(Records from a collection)
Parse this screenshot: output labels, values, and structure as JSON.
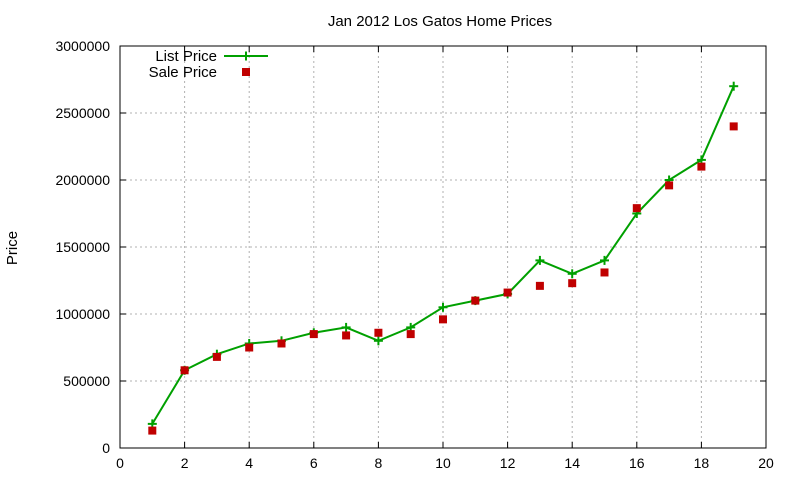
{
  "chart_data": {
    "type": "line",
    "title": "Jan 2012 Los Gatos Home Prices",
    "xlabel": "",
    "ylabel": "Price",
    "xlim": [
      0,
      20
    ],
    "ylim": [
      0,
      3000000
    ],
    "xticks": [
      0,
      2,
      4,
      6,
      8,
      10,
      12,
      14,
      16,
      18,
      20
    ],
    "yticks": [
      0,
      500000,
      1000000,
      1500000,
      2000000,
      2500000,
      3000000
    ],
    "xtick_labels": [
      "0",
      "2",
      "4",
      "6",
      "8",
      "10",
      "12",
      "14",
      "16",
      "18",
      "20"
    ],
    "ytick_labels": [
      "0",
      "500000",
      "1000000",
      "1500000",
      "2000000",
      "2500000",
      "3000000"
    ],
    "grid": true,
    "legend_position": "top-left",
    "series": [
      {
        "name": "List Price",
        "style": "line+cross",
        "color": "#00a000",
        "points": [
          [
            1,
            180000
          ],
          [
            2,
            580000
          ],
          [
            3,
            700000
          ],
          [
            4,
            780000
          ],
          [
            5,
            800000
          ],
          [
            6,
            860000
          ],
          [
            7,
            900000
          ],
          [
            8,
            800000
          ],
          [
            9,
            900000
          ],
          [
            10,
            1050000
          ],
          [
            11,
            1100000
          ],
          [
            12,
            1150000
          ],
          [
            13,
            1400000
          ],
          [
            14,
            1300000
          ],
          [
            15,
            1400000
          ],
          [
            16,
            1750000
          ],
          [
            17,
            2000000
          ],
          [
            18,
            2150000
          ],
          [
            19,
            2700000
          ]
        ]
      },
      {
        "name": "Sale Price",
        "style": "square",
        "color": "#c00000",
        "points": [
          [
            1,
            130000
          ],
          [
            2,
            580000
          ],
          [
            3,
            680000
          ],
          [
            4,
            750000
          ],
          [
            5,
            780000
          ],
          [
            6,
            850000
          ],
          [
            7,
            840000
          ],
          [
            8,
            860000
          ],
          [
            9,
            850000
          ],
          [
            10,
            960000
          ],
          [
            11,
            1100000
          ],
          [
            12,
            1160000
          ],
          [
            13,
            1210000
          ],
          [
            14,
            1230000
          ],
          [
            15,
            1310000
          ],
          [
            16,
            1790000
          ],
          [
            17,
            1960000
          ],
          [
            18,
            2100000
          ],
          [
            19,
            2400000
          ]
        ]
      }
    ]
  }
}
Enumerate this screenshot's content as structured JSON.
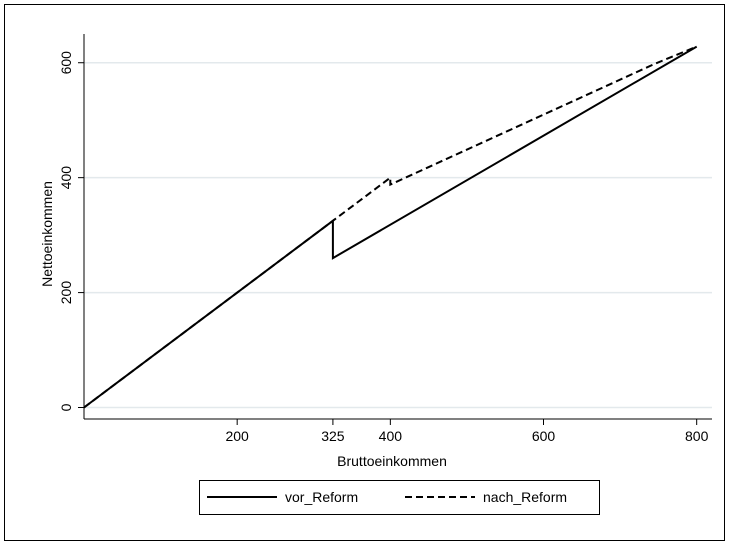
{
  "chart_data": {
    "type": "line",
    "title": "",
    "xlabel": "Bruttoeinkommen",
    "ylabel": "Nettoeinkommen",
    "xlim": [
      0,
      820
    ],
    "ylim": [
      -20,
      650
    ],
    "x_ticks": [
      200,
      325,
      400,
      600,
      800
    ],
    "x_tick_labels": [
      "200",
      "325",
      "400",
      "600",
      "800"
    ],
    "y_ticks": [
      0,
      200,
      400,
      600
    ],
    "y_tick_labels": [
      "0",
      "200",
      "400",
      "600"
    ],
    "grid": "horizontal",
    "legend_position": "bottom",
    "series": [
      {
        "name": "vor_Reform",
        "style": "solid",
        "color": "#000000",
        "points": [
          [
            0,
            0
          ],
          [
            325,
            325
          ],
          [
            325,
            260
          ],
          [
            800,
            628
          ]
        ]
      },
      {
        "name": "nach_Reform",
        "style": "dashed",
        "color": "#000000",
        "points": [
          [
            0,
            0
          ],
          [
            325,
            325
          ],
          [
            400,
            400
          ],
          [
            400,
            388
          ],
          [
            745,
            598
          ],
          [
            800,
            628
          ]
        ]
      }
    ]
  },
  "colors": {
    "background": "#ffffff",
    "gridline": "#e3e9ec",
    "line": "#000000"
  }
}
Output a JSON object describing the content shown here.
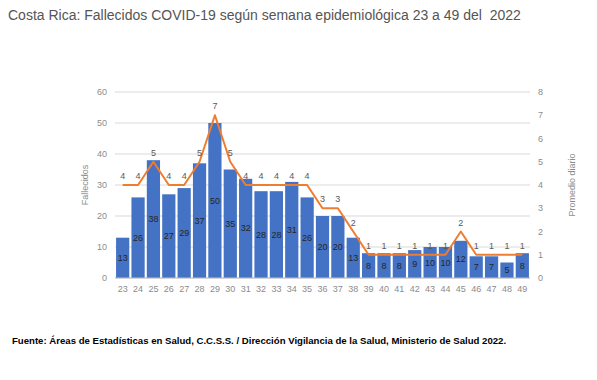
{
  "chart_data": {
    "type": "bar",
    "title": "Costa Rica: Fallecidos COVID-19 según semana epidemiológica 23 a 49 del  2022",
    "source": "Fuente: Áreas de Estadísticas en Salud, C.C.S.S. / Dirección Vigilancia de la Salud, Ministerio de Salud 2022.",
    "categories": [
      "23",
      "24",
      "25",
      "26",
      "27",
      "28",
      "29",
      "30",
      "31",
      "32",
      "33",
      "34",
      "35",
      "36",
      "37",
      "38",
      "39",
      "40",
      "41",
      "42",
      "43",
      "44",
      "45",
      "46",
      "47",
      "48",
      "49"
    ],
    "series": [
      {
        "name": "Fallecidos",
        "type": "bar",
        "color": "#4472c4",
        "values": [
          13,
          26,
          38,
          27,
          29,
          37,
          50,
          35,
          32,
          28,
          28,
          31,
          26,
          20,
          20,
          13,
          8,
          8,
          8,
          9,
          10,
          10,
          12,
          7,
          7,
          5,
          8
        ]
      },
      {
        "name": "Promedio diario",
        "type": "line",
        "axis": "y2",
        "color": "#ed7d31",
        "values": [
          4,
          4,
          5,
          4,
          4,
          5,
          7,
          5,
          4,
          4,
          4,
          4,
          4,
          3,
          3,
          2,
          1,
          1,
          1,
          1,
          1,
          1,
          2,
          1,
          1,
          1,
          1
        ]
      }
    ],
    "ylim": [
      0,
      60
    ],
    "yticks": [
      0,
      10,
      20,
      30,
      40,
      50,
      60
    ],
    "y2lim": [
      0,
      8
    ],
    "y2ticks": [
      0,
      1,
      2,
      3,
      4,
      5,
      6,
      7,
      8
    ],
    "grid": true,
    "data_labels": true
  }
}
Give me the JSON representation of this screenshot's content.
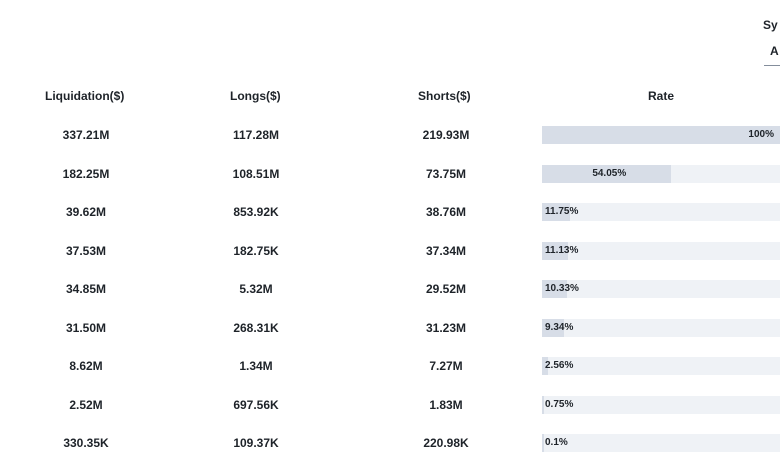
{
  "symbol_header": "Sy",
  "symbol_tab": "A",
  "columns": {
    "liquidation": "Liquidation($)",
    "longs": "Longs($)",
    "shorts": "Shorts($)",
    "rate": "Rate"
  },
  "rows": [
    {
      "liquidation": "337.21M",
      "longs": "117.28M",
      "shorts": "219.93M",
      "rate_label": "100%",
      "rate": 100
    },
    {
      "liquidation": "182.25M",
      "longs": "108.51M",
      "shorts": "73.75M",
      "rate_label": "54.05%",
      "rate": 54.05
    },
    {
      "liquidation": "39.62M",
      "longs": "853.92K",
      "shorts": "38.76M",
      "rate_label": "11.75%",
      "rate": 11.75
    },
    {
      "liquidation": "37.53M",
      "longs": "182.75K",
      "shorts": "37.34M",
      "rate_label": "11.13%",
      "rate": 11.13
    },
    {
      "liquidation": "34.85M",
      "longs": "5.32M",
      "shorts": "29.52M",
      "rate_label": "10.33%",
      "rate": 10.33
    },
    {
      "liquidation": "31.50M",
      "longs": "268.31K",
      "shorts": "31.23M",
      "rate_label": "9.34%",
      "rate": 9.34
    },
    {
      "liquidation": "8.62M",
      "longs": "1.34M",
      "shorts": "7.27M",
      "rate_label": "2.56%",
      "rate": 2.56
    },
    {
      "liquidation": "2.52M",
      "longs": "697.56K",
      "shorts": "1.83M",
      "rate_label": "0.75%",
      "rate": 0.75
    },
    {
      "liquidation": "330.35K",
      "longs": "109.37K",
      "shorts": "220.98K",
      "rate_label": "0.1%",
      "rate": 0.1
    }
  ],
  "colors": {
    "bar_track": "#eff2f6",
    "bar_fill": "#d7dde7",
    "text": "#1e2329"
  }
}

◆ GOAL
Reproduce every record word for word. The copy must contain no pictures.

◆ ANSWER BELOW
Parse this screenshot: output labels, values, and structure as JSON.
{
  "chart_data": {
    "type": "line",
    "title": "Jan 2012 Los Gatos Home Prices",
    "xlabel": "",
    "ylabel": "Price",
    "xlim": [
      0,
      20
    ],
    "ylim": [
      0,
      3000000
    ],
    "xticks": [
      0,
      2,
      4,
      6,
      8,
      10,
      12,
      14,
      16,
      18,
      20
    ],
    "yticks": [
      0,
      500000,
      1000000,
      1500000,
      2000000,
      2500000,
      3000000
    ],
    "xtick_labels": [
      "0",
      "2",
      "4",
      "6",
      "8",
      "10",
      "12",
      "14",
      "16",
      "18",
      "20"
    ],
    "ytick_labels": [
      "0",
      "500000",
      "1000000",
      "1500000",
      "2000000",
      "2500000",
      "3000000"
    ],
    "grid": true,
    "legend_position": "top-left",
    "series": [
      {
        "name": "List Price",
        "style": "line+cross",
        "color": "#00a000",
        "points": [
          [
            1,
            180000
          ],
          [
            2,
            580000
          ],
          [
            3,
            700000
          ],
          [
            4,
            780000
          ],
          [
            5,
            800000
          ],
          [
            6,
            860000
          ],
          [
            7,
            900000
          ],
          [
            8,
            800000
          ],
          [
            9,
            900000
          ],
          [
            10,
            1050000
          ],
          [
            11,
            1100000
          ],
          [
            12,
            1150000
          ],
          [
            13,
            1400000
          ],
          [
            14,
            1300000
          ],
          [
            15,
            1400000
          ],
          [
            16,
            1750000
          ],
          [
            17,
            2000000
          ],
          [
            18,
            2150000
          ],
          [
            19,
            2700000
          ]
        ]
      },
      {
        "name": "Sale Price",
        "style": "square",
        "color": "#c00000",
        "points": [
          [
            1,
            130000
          ],
          [
            2,
            580000
          ],
          [
            3,
            680000
          ],
          [
            4,
            750000
          ],
          [
            5,
            780000
          ],
          [
            6,
            850000
          ],
          [
            7,
            840000
          ],
          [
            8,
            860000
          ],
          [
            9,
            850000
          ],
          [
            10,
            960000
          ],
          [
            11,
            1100000
          ],
          [
            12,
            1160000
          ],
          [
            13,
            1210000
          ],
          [
            14,
            1230000
          ],
          [
            15,
            1310000
          ],
          [
            16,
            1790000
          ],
          [
            17,
            1960000
          ],
          [
            18,
            2100000
          ],
          [
            19,
            2400000
          ]
        ]
      }
    ]
  }
}
Enumerate this screenshot's content as structured JSON.
{
  "chart_data": {
    "type": "line",
    "title": "",
    "xlabel": "Bruttoeinkommen",
    "ylabel": "Nettoeinkommen",
    "xlim": [
      0,
      820
    ],
    "ylim": [
      -20,
      650
    ],
    "x_ticks": [
      200,
      325,
      400,
      600,
      800
    ],
    "x_tick_labels": [
      "200",
      "325",
      "400",
      "600",
      "800"
    ],
    "y_ticks": [
      0,
      200,
      400,
      600
    ],
    "y_tick_labels": [
      "0",
      "200",
      "400",
      "600"
    ],
    "grid": "horizontal",
    "legend_position": "bottom",
    "series": [
      {
        "name": "vor_Reform",
        "style": "solid",
        "color": "#000000",
        "points": [
          [
            0,
            0
          ],
          [
            325,
            325
          ],
          [
            325,
            260
          ],
          [
            800,
            628
          ]
        ]
      },
      {
        "name": "nach_Reform",
        "style": "dashed",
        "color": "#000000",
        "points": [
          [
            0,
            0
          ],
          [
            325,
            325
          ],
          [
            400,
            400
          ],
          [
            400,
            388
          ],
          [
            745,
            598
          ],
          [
            800,
            628
          ]
        ]
      }
    ]
  },
  "colors": {
    "background": "#ffffff",
    "gridline": "#e3e9ec",
    "line": "#000000"
  }
}
Output a JSON object describing the content shown here.
{
  "chart_data": {
    "type": "bar",
    "title": "Costa Rica: Fallecidos COVID-19 según semana epidemiológica 23 a 49 del  2022",
    "source": "Fuente: Áreas de Estadísticas en Salud, C.C.S.S. / Dirección Vigilancia de la Salud, Ministerio de Salud 2022.",
    "categories": [
      "23",
      "24",
      "25",
      "26",
      "27",
      "28",
      "29",
      "30",
      "31",
      "32",
      "33",
      "34",
      "35",
      "36",
      "37",
      "38",
      "39",
      "40",
      "41",
      "42",
      "43",
      "44",
      "45",
      "46",
      "47",
      "48",
      "49"
    ],
    "series": [
      {
        "name": "Fallecidos",
        "type": "bar",
        "color": "#4472c4",
        "values": [
          13,
          26,
          38,
          27,
          29,
          37,
          50,
          35,
          32,
          28,
          28,
          31,
          26,
          20,
          20,
          13,
          8,
          8,
          8,
          9,
          10,
          10,
          12,
          7,
          7,
          5,
          8
        ]
      },
      {
        "name": "Promedio diario",
        "type": "line",
        "axis": "y2",
        "color": "#ed7d31",
        "values": [
          4,
          4,
          5,
          4,
          4,
          5,
          7,
          5,
          4,
          4,
          4,
          4,
          4,
          3,
          3,
          2,
          1,
          1,
          1,
          1,
          1,
          1,
          2,
          1,
          1,
          1,
          1
        ]
      }
    ],
    "ylim": [
      0,
      60
    ],
    "yticks": [
      0,
      10,
      20,
      30,
      40,
      50,
      60
    ],
    "y2lim": [
      0,
      8
    ],
    "y2ticks": [
      0,
      1,
      2,
      3,
      4,
      5,
      6,
      7,
      8
    ],
    "grid": true,
    "data_labels": true
  }
}
Give me the JSON representation of this screenshot's content.
{
  "symbol_header": "Sy",
  "symbol_tab": "A",
  "columns": {
    "liquidation": "Liquidation($)",
    "longs": "Longs($)",
    "shorts": "Shorts($)",
    "rate": "Rate"
  },
  "rows": [
    {
      "liquidation": "337.21M",
      "longs": "117.28M",
      "shorts": "219.93M",
      "rate_label": "100%",
      "rate": 100
    },
    {
      "liquidation": "182.25M",
      "longs": "108.51M",
      "shorts": "73.75M",
      "rate_label": "54.05%",
      "rate": 54.05
    },
    {
      "liquidation": "39.62M",
      "longs": "853.92K",
      "shorts": "38.76M",
      "rate_label": "11.75%",
      "rate": 11.75
    },
    {
      "liquidation": "37.53M",
      "longs": "182.75K",
      "shorts": "37.34M",
      "rate_label": "11.13%",
      "rate": 11.13
    },
    {
      "liquidation": "34.85M",
      "longs": "5.32M",
      "shorts": "29.52M",
      "rate_label": "10.33%",
      "rate": 10.33
    },
    {
      "liquidation": "31.50M",
      "longs": "268.31K",
      "shorts": "31.23M",
      "rate_label": "9.34%",
      "rate": 9.34
    },
    {
      "liquidation": "8.62M",
      "longs": "1.34M",
      "shorts": "7.27M",
      "rate_label": "2.56%",
      "rate": 2.56
    },
    {
      "liquidation": "2.52M",
      "longs": "697.56K",
      "shorts": "1.83M",
      "rate_label": "0.75%",
      "rate": 0.75
    },
    {
      "liquidation": "330.35K",
      "longs": "109.37K",
      "shorts": "220.98K",
      "rate_label": "0.1%",
      "rate": 0.1
    }
  ],
  "colors": {
    "bar_track": "#eff2f6",
    "bar_fill": "#d7dde7",
    "text": "#1e2329"
  }
}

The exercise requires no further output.